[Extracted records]
============

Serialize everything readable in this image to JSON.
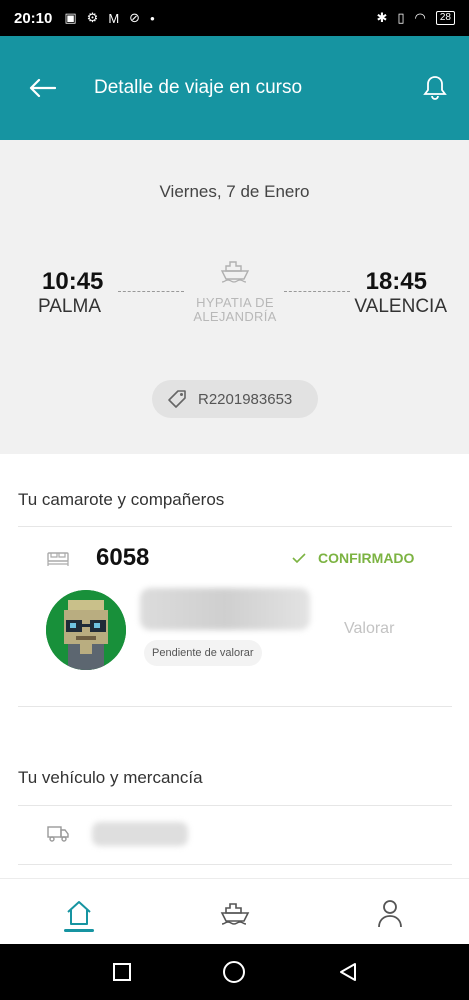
{
  "status_bar": {
    "time": "20:10",
    "battery": "28"
  },
  "header": {
    "title": "Detalle de viaje en curso"
  },
  "trip": {
    "date": "Viernes, 7 de Enero",
    "departure_time": "10:45",
    "departure_port": "PALMA",
    "arrival_time": "18:45",
    "arrival_port": "VALENCIA",
    "ship_name": "HYPATIA DE ALEJANDRÍA",
    "booking_code": "R2201983653"
  },
  "cabin_section": {
    "title": "Tu camarote y compañeros",
    "cabin_number": "6058",
    "status": "CONFIRMADO",
    "pending_label": "Pendiente de valorar",
    "rate_label": "Valorar"
  },
  "vehicle_section": {
    "title": "Tu vehículo y mercancía"
  },
  "colors": {
    "primary": "#1694a1",
    "confirmed": "#7cb342",
    "panel": "#f1f1f1"
  },
  "icons": [
    "back-arrow-icon",
    "bell-icon",
    "ship-icon",
    "tag-icon",
    "bed-icon",
    "check-icon",
    "truck-icon",
    "home-icon",
    "user-icon"
  ]
}
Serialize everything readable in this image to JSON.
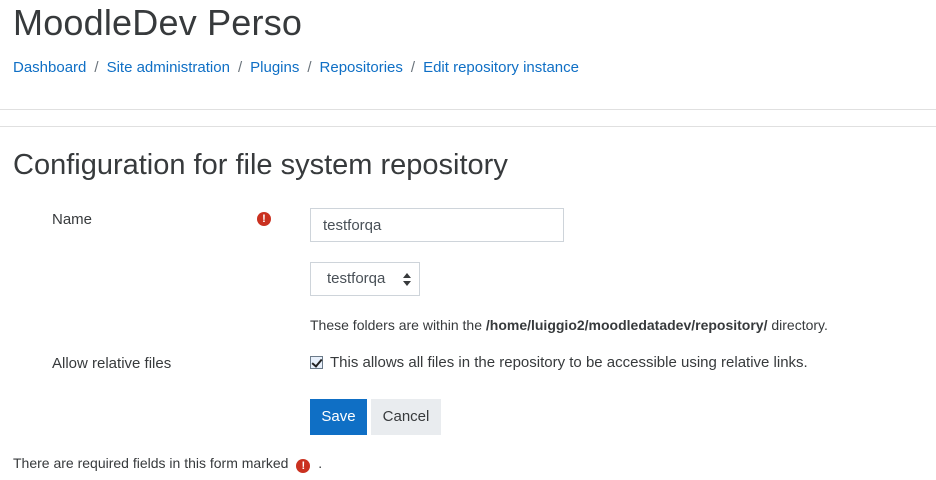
{
  "site": {
    "title": "MoodleDev Perso"
  },
  "breadcrumb": [
    "Dashboard",
    "Site administration",
    "Plugins",
    "Repositories",
    "Edit repository instance"
  ],
  "breadcrumb_separator": "/",
  "page": {
    "heading": "Configuration for file system repository"
  },
  "form": {
    "name_label": "Name",
    "name_value": "testforqa",
    "required_icon": "exclamation-circle-icon",
    "folder_select_value": "testforqa",
    "help_prefix": "These folders are within the ",
    "help_path": "/home/luiggio2/moodledatadev/repository/",
    "help_suffix": " directory.",
    "relative_label": "Allow relative files",
    "relative_checked": true,
    "relative_desc": "This allows all files in the repository to be accessible using relative links.",
    "save_label": "Save",
    "cancel_label": "Cancel",
    "required_note_prefix": "There are required fields in this form marked",
    "required_note_suffix": "."
  },
  "colors": {
    "link": "#0f6fc5",
    "primary": "#0f6fc5",
    "required": "#ca3120"
  }
}
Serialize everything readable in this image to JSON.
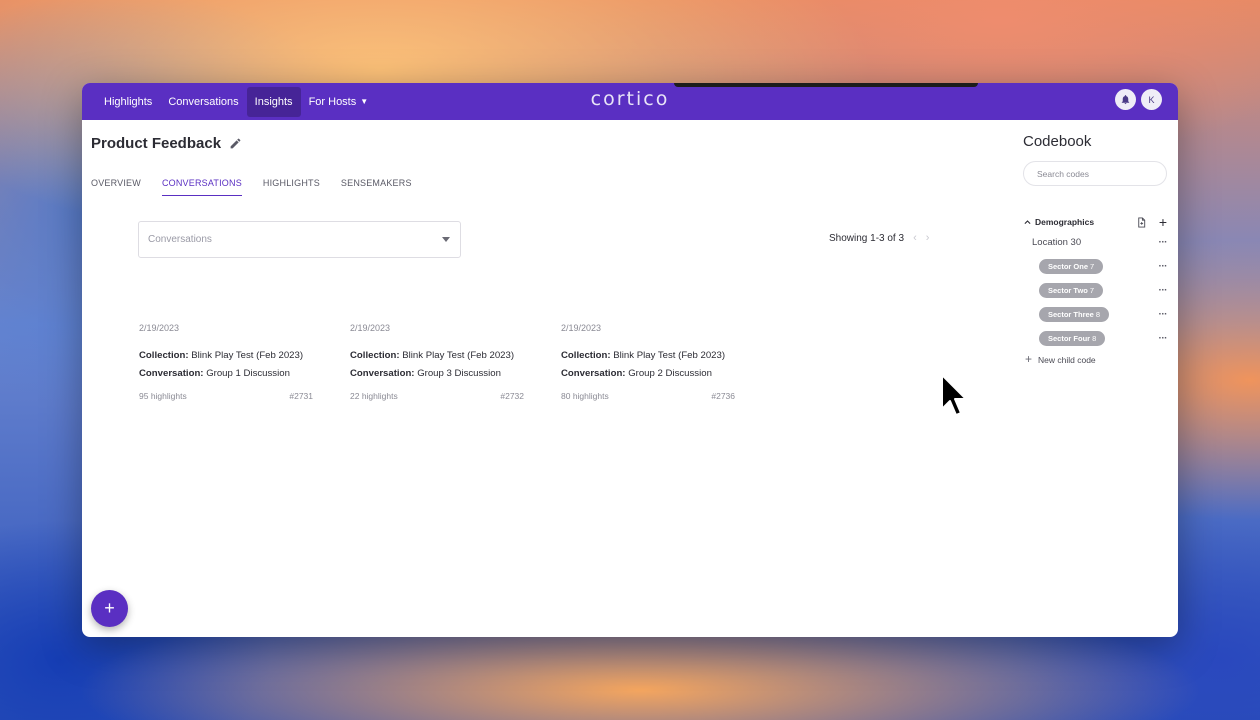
{
  "nav": {
    "links": [
      "Highlights",
      "Conversations",
      "Insights",
      "For Hosts"
    ],
    "active": "Insights",
    "logo": "cortico",
    "avatar_initial": "K"
  },
  "page": {
    "title": "Product Feedback",
    "tabs": [
      "OVERVIEW",
      "CONVERSATIONS",
      "HIGHLIGHTS",
      "SENSEMAKERS"
    ],
    "active_tab": "CONVERSATIONS"
  },
  "filter": {
    "placeholder": "Conversations"
  },
  "pagination": {
    "text": "Showing 1-3 of 3"
  },
  "cards": [
    {
      "date": "2/19/2023",
      "collection_label": "Collection:",
      "collection": "Blink Play Test (Feb 2023)",
      "conversation_label": "Conversation:",
      "conversation": "Group 1 Discussion",
      "highlights": "95 highlights",
      "id": "#2731"
    },
    {
      "date": "2/19/2023",
      "collection_label": "Collection:",
      "collection": "Blink Play Test (Feb 2023)",
      "conversation_label": "Conversation:",
      "conversation": "Group 3 Discussion",
      "highlights": "22 highlights",
      "id": "#2732"
    },
    {
      "date": "2/19/2023",
      "collection_label": "Collection:",
      "collection": "Blink Play Test (Feb 2023)",
      "conversation_label": "Conversation:",
      "conversation": "Group 2 Discussion",
      "highlights": "80 highlights",
      "id": "#2736"
    }
  ],
  "codebook": {
    "title": "Codebook",
    "search_placeholder": "Search codes",
    "group": "Demographics",
    "location": "Location 30",
    "chips": [
      {
        "label": "Sector One",
        "count": "7"
      },
      {
        "label": "Sector Two",
        "count": "7"
      },
      {
        "label": "Sector Three",
        "count": "8"
      },
      {
        "label": "Sector Four",
        "count": "8"
      }
    ],
    "new_child": "New child code"
  },
  "fab": {
    "label": "+"
  },
  "colors": {
    "accent": "#5a2fc2",
    "chip": "#a6a6ad"
  }
}
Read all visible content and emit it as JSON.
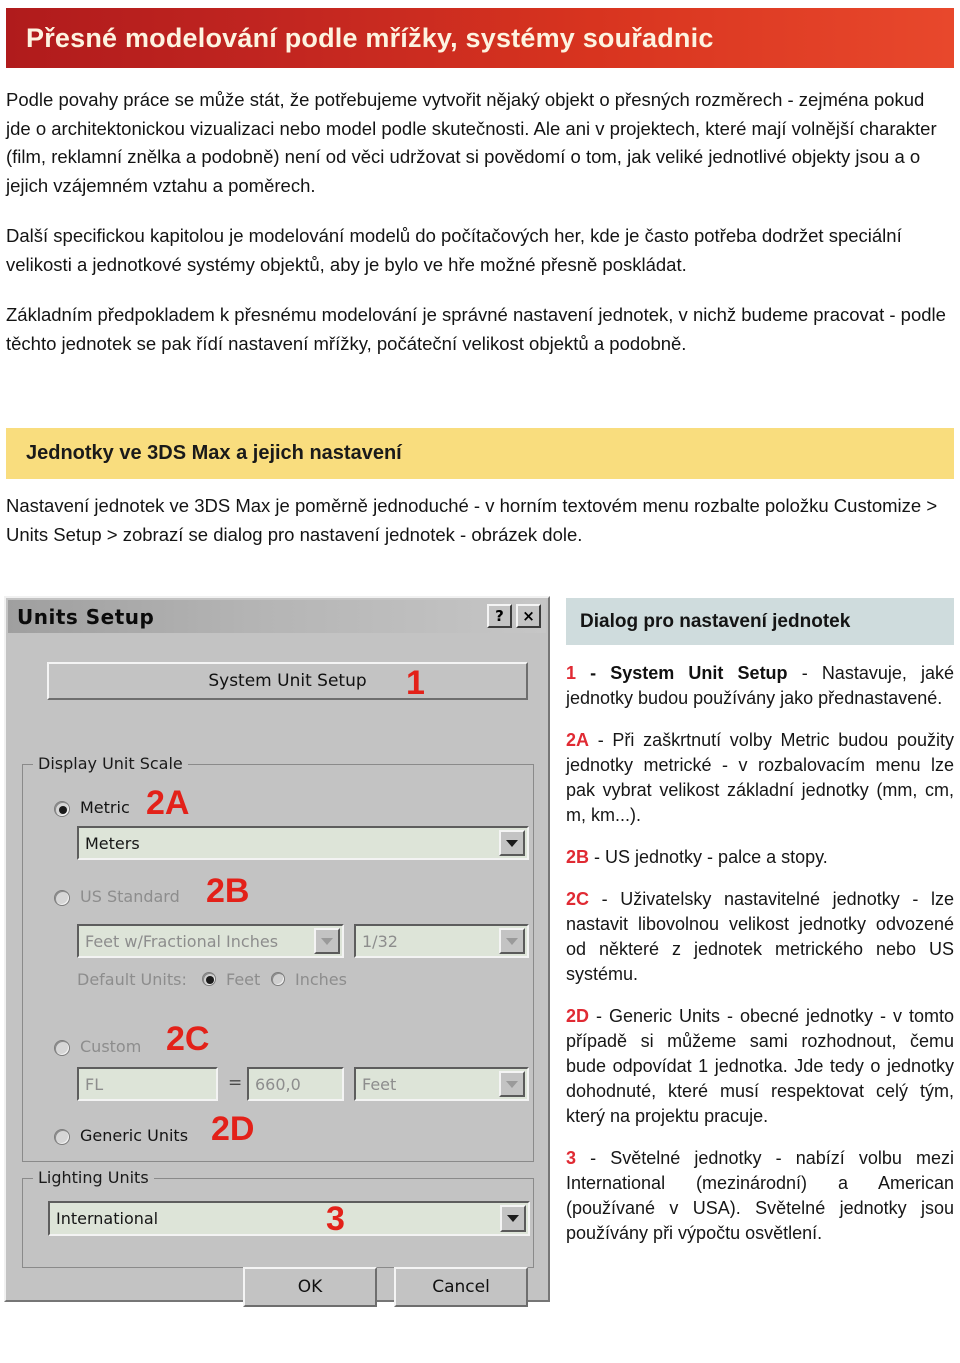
{
  "header": {
    "title": "Přesné modelování podle mřížky, systémy souřadnic",
    "bg_start": "#b01b1c",
    "bg_end": "#e8482c",
    "text_color": "#fdf3e0"
  },
  "intro": {
    "paragraph_1": "Podle povahy práce se může stát, že potřebujeme vytvořit nějaký objekt o přesných rozměrech - zejména pokud jde o architektonickou vizualizaci nebo model podle skutečnosti. Ale ani v projektech, které mají volnější charakter (film, reklamní znělka a podobně) není od věci udržovat si povědomí o tom, jak veliké jednotlivé objekty jsou a o jejich vzájemném vztahu a poměrech.",
    "paragraph_2": "Další specifickou kapitolou je modelování modelů do počítačových her, kde je často potřeba dodržet speciální velikosti a jednotkové systémy objektů, aby je bylo ve hře možné přesně poskládat.",
    "paragraph_3": "Základním předpokladem k přesnému modelování je správné nastavení jednotek, v nichž budeme pracovat - podle těchto jednotek se pak řídí nastavení mřížky, počáteční velikost objektů a podobně."
  },
  "section": {
    "title": "Jednotky ve 3DS Max a jejich nastavení",
    "bg": "#f9dd7e",
    "body": "Nastavení jednotek ve 3DS Max je poměrně jednoduché - v horním textovém menu rozbalte položku Customize > Units Setup > zobrazí se dialog pro nastavení jednotek - obrázek dole."
  },
  "dialog": {
    "title": "Units Setup",
    "help_button": "?",
    "close_button": "×",
    "system_unit_setup_button": "System Unit Setup",
    "display_unit_scale": {
      "group_label": "Display Unit Scale",
      "metric_label": "Metric",
      "metric_selected": true,
      "metric_value": "Meters",
      "us_standard_label": "US Standard",
      "us_standard_selected": false,
      "us_standard_value": "Feet w/Fractional Inches",
      "us_fraction_value": "1/32",
      "default_units_label": "Default Units:",
      "default_feet_label": "Feet",
      "default_feet_selected": true,
      "default_inches_label": "Inches",
      "default_inches_selected": false,
      "custom_label": "Custom",
      "custom_selected": false,
      "custom_name_value": "FL",
      "custom_equals": "=",
      "custom_amount_value": "660,0",
      "custom_unit_value": "Feet",
      "generic_units_label": "Generic Units",
      "generic_units_selected": false
    },
    "lighting_units": {
      "group_label": "Lighting Units",
      "value": "International"
    },
    "ok_button": "OK",
    "cancel_button": "Cancel",
    "callouts": {
      "one": "1",
      "two_a": "2A",
      "two_b": "2B",
      "two_c": "2C",
      "two_d": "2D",
      "three": "3"
    },
    "callout_color": "#e32119"
  },
  "legend": {
    "header": "Dialog pro nastavení jednotek",
    "header_bg": "#cfdcdd",
    "items": [
      {
        "num": "1",
        "bold": " - System Unit Setup",
        "text": " - Nastavuje, jaké jednotky budou používány jako přednastavené."
      },
      {
        "num": "2A",
        "bold": "",
        "text": " - Při zaškrtnutí volby Metric budou použity jednotky metrické - v rozbalovacím menu lze pak vybrat velikost základní jednotky (mm, cm, m, km...)."
      },
      {
        "num": "2B",
        "bold": "",
        "text": " - US jednotky - palce a stopy."
      },
      {
        "num": "2C",
        "bold": "",
        "text": " - Uživatelsky nastavitelné jednotky - lze nastavit libovolnou velikost jednotky odvozené od některé z jednotek metrického nebo US systému."
      },
      {
        "num": "2D",
        "bold": "",
        "text": " - Generic Units - obecné jednotky - v tomto případě si můžeme sami rozhodnout, čemu bude odpovídat 1 jednotka. Jde tedy o jednotky dohodnuté, které musí respektovat celý tým, který na projektu pracuje."
      },
      {
        "num": "3",
        "bold": "",
        "text": " - Světelné jednotky - nabízí volbu mezi International (mezinárodní) a American (používané v USA). Světelné jednotky jsou používány při výpočtu osvětlení."
      }
    ]
  }
}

============

Instructions for the task ->
All of the data above should be quoted exactly, except for the pictures.

Full output ->
Serialize everything readable in this image to JSON.
{
  "status_bar": {
    "time": "20:10",
    "battery": "28"
  },
  "header": {
    "title": "Detalle de viaje en curso"
  },
  "trip": {
    "date": "Viernes, 7 de Enero",
    "departure_time": "10:45",
    "departure_port": "PALMA",
    "arrival_time": "18:45",
    "arrival_port": "VALENCIA",
    "ship_name": "HYPATIA DE ALEJANDRÍA",
    "booking_code": "R2201983653"
  },
  "cabin_section": {
    "title": "Tu camarote y compañeros",
    "cabin_number": "6058",
    "status": "CONFIRMADO",
    "pending_label": "Pendiente de valorar",
    "rate_label": "Valorar"
  },
  "vehicle_section": {
    "title": "Tu vehículo y mercancía"
  },
  "colors": {
    "primary": "#1694a1",
    "confirmed": "#7cb342",
    "panel": "#f1f1f1"
  },
  "icons": [
    "back-arrow-icon",
    "bell-icon",
    "ship-icon",
    "tag-icon",
    "bed-icon",
    "check-icon",
    "truck-icon",
    "home-icon",
    "user-icon"
  ]
}
Serialize everything readable in this image to JSON.
{
  "site": {
    "title": "MoodleDev Perso"
  },
  "breadcrumb": [
    "Dashboard",
    "Site administration",
    "Plugins",
    "Repositories",
    "Edit repository instance"
  ],
  "breadcrumb_separator": "/",
  "page": {
    "heading": "Configuration for file system repository"
  },
  "form": {
    "name_label": "Name",
    "name_value": "testforqa",
    "required_icon": "exclamation-circle-icon",
    "folder_select_value": "testforqa",
    "help_prefix": "These folders are within the ",
    "help_path": "/home/luiggio2/moodledatadev/repository/",
    "help_suffix": " directory.",
    "relative_label": "Allow relative files",
    "relative_checked": true,
    "relative_desc": "This allows all files in the repository to be accessible using relative links.",
    "save_label": "Save",
    "cancel_label": "Cancel",
    "required_note_prefix": "There are required fields in this form marked",
    "required_note_suffix": "."
  },
  "colors": {
    "link": "#0f6fc5",
    "primary": "#0f6fc5",
    "required": "#ca3120"
  }
}
Serialize everything readable in this image to JSON.
{
  "nav": {
    "links": [
      "Highlights",
      "Conversations",
      "Insights",
      "For Hosts"
    ],
    "active": "Insights",
    "logo": "cortico",
    "avatar_initial": "K"
  },
  "page": {
    "title": "Product Feedback",
    "tabs": [
      "OVERVIEW",
      "CONVERSATIONS",
      "HIGHLIGHTS",
      "SENSEMAKERS"
    ],
    "active_tab": "CONVERSATIONS"
  },
  "filter": {
    "placeholder": "Conversations"
  },
  "pagination": {
    "text": "Showing 1-3 of 3"
  },
  "cards": [
    {
      "date": "2/19/2023",
      "collection_label": "Collection:",
      "collection": "Blink Play Test (Feb 2023)",
      "conversation_label": "Conversation:",
      "conversation": "Group 1 Discussion",
      "highlights": "95 highlights",
      "id": "#2731"
    },
    {
      "date": "2/19/2023",
      "collection_label": "Collection:",
      "collection": "Blink Play Test (Feb 2023)",
      "conversation_label": "Conversation:",
      "conversation": "Group 3 Discussion",
      "highlights": "22 highlights",
      "id": "#2732"
    },
    {
      "date": "2/19/2023",
      "collection_label": "Collection:",
      "collection": "Blink Play Test (Feb 2023)",
      "conversation_label": "Conversation:",
      "conversation": "Group 2 Discussion",
      "highlights": "80 highlights",
      "id": "#2736"
    }
  ],
  "codebook": {
    "title": "Codebook",
    "search_placeholder": "Search codes",
    "group": "Demographics",
    "location": "Location 30",
    "chips": [
      {
        "label": "Sector One",
        "count": "7"
      },
      {
        "label": "Sector Two",
        "count": "7"
      },
      {
        "label": "Sector Three",
        "count": "8"
      },
      {
        "label": "Sector Four",
        "count": "8"
      }
    ],
    "new_child": "New child code"
  },
  "fab": {
    "label": "+"
  },
  "colors": {
    "accent": "#5a2fc2",
    "chip": "#a6a6ad"
  }
}
Read all visible content and emit it as JSON.
{
  "header": {
    "title": "Přesné modelování podle mřížky, systémy souřadnic",
    "bg_start": "#b01b1c",
    "bg_end": "#e8482c",
    "text_color": "#fdf3e0"
  },
  "intro": {
    "paragraph_1": "Podle povahy práce se může stát, že potřebujeme vytvořit nějaký objekt o přesných rozměrech - zejména pokud jde o architektonickou vizualizaci nebo model podle skutečnosti. Ale ani v projektech, které mají volnější charakter (film, reklamní znělka a podobně) není od věci udržovat si povědomí o tom, jak veliké jednotlivé objekty jsou a o jejich vzájemném vztahu a poměrech.",
    "paragraph_2": "Další specifickou kapitolou je modelování modelů do počítačových her, kde je často potřeba dodržet speciální velikosti a jednotkové systémy objektů, aby je bylo ve hře možné přesně poskládat.",
    "paragraph_3": "Základním předpokladem k přesnému modelování je správné nastavení jednotek, v nichž budeme pracovat - podle těchto jednotek se pak řídí nastavení mřížky, počáteční velikost objektů a podobně."
  },
  "section": {
    "title": "Jednotky ve 3DS Max a jejich nastavení",
    "bg": "#f9dd7e",
    "body": "Nastavení jednotek ve 3DS Max je poměrně jednoduché - v horním textovém menu rozbalte položku Customize > Units Setup > zobrazí se dialog pro nastavení jednotek - obrázek dole."
  },
  "dialog": {
    "title": "Units Setup",
    "help_button": "?",
    "close_button": "×",
    "system_unit_setup_button": "System Unit Setup",
    "display_unit_scale": {
      "group_label": "Display Unit Scale",
      "metric_label": "Metric",
      "metric_selected": true,
      "metric_value": "Meters",
      "us_standard_label": "US Standard",
      "us_standard_selected": false,
      "us_standard_value": "Feet w/Fractional Inches",
      "us_fraction_value": "1/32",
      "default_units_label": "Default Units:",
      "default_feet_label": "Feet",
      "default_feet_selected": true,
      "default_inches_label": "Inches",
      "default_inches_selected": false,
      "custom_label": "Custom",
      "custom_selected": false,
      "custom_name_value": "FL",
      "custom_equals": "=",
      "custom_amount_value": "660,0",
      "custom_unit_value": "Feet",
      "generic_units_label": "Generic Units",
      "generic_units_selected": false
    },
    "lighting_units": {
      "group_label": "Lighting Units",
      "value": "International"
    },
    "ok_button": "OK",
    "cancel_button": "Cancel",
    "callouts": {
      "one": "1",
      "two_a": "2A",
      "two_b": "2B",
      "two_c": "2C",
      "two_d": "2D",
      "three": "3"
    },
    "callout_color": "#e32119"
  },
  "legend": {
    "header": "Dialog pro nastavení jednotek",
    "header_bg": "#cfdcdd",
    "items": [
      {
        "num": "1",
        "bold": " - System Unit Setup",
        "text": " - Nastavuje, jaké jednotky budou používány jako přednastavené."
      },
      {
        "num": "2A",
        "bold": "",
        "text": " - Při zaškrtnutí volby Metric budou použity jednotky metrické - v rozbalovacím menu lze pak vybrat velikost základní jednotky (mm, cm, m, km...)."
      },
      {
        "num": "2B",
        "bold": "",
        "text": " - US jednotky - palce a stopy."
      },
      {
        "num": "2C",
        "bold": "",
        "text": " - Uživatelsky nastavitelné jednotky - lze nastavit libovolnou velikost jednotky odvozené od některé z jednotek metrického nebo US systému."
      },
      {
        "num": "2D",
        "bold": "",
        "text": " - Generic Units - obecné jednotky - v tomto případě si můžeme sami rozhodnout, čemu bude odpovídat 1 jednotka. Jde tedy o jednotky dohodnuté, které musí respektovat celý tým, který na projektu pracuje."
      },
      {
        "num": "3",
        "bold": "",
        "text": " - Světelné jednotky - nabízí volbu mezi International (mezinárodní) a American (používané v USA). Světelné jednotky jsou používány při výpočtu osvětlení."
      }
    ]
  }
}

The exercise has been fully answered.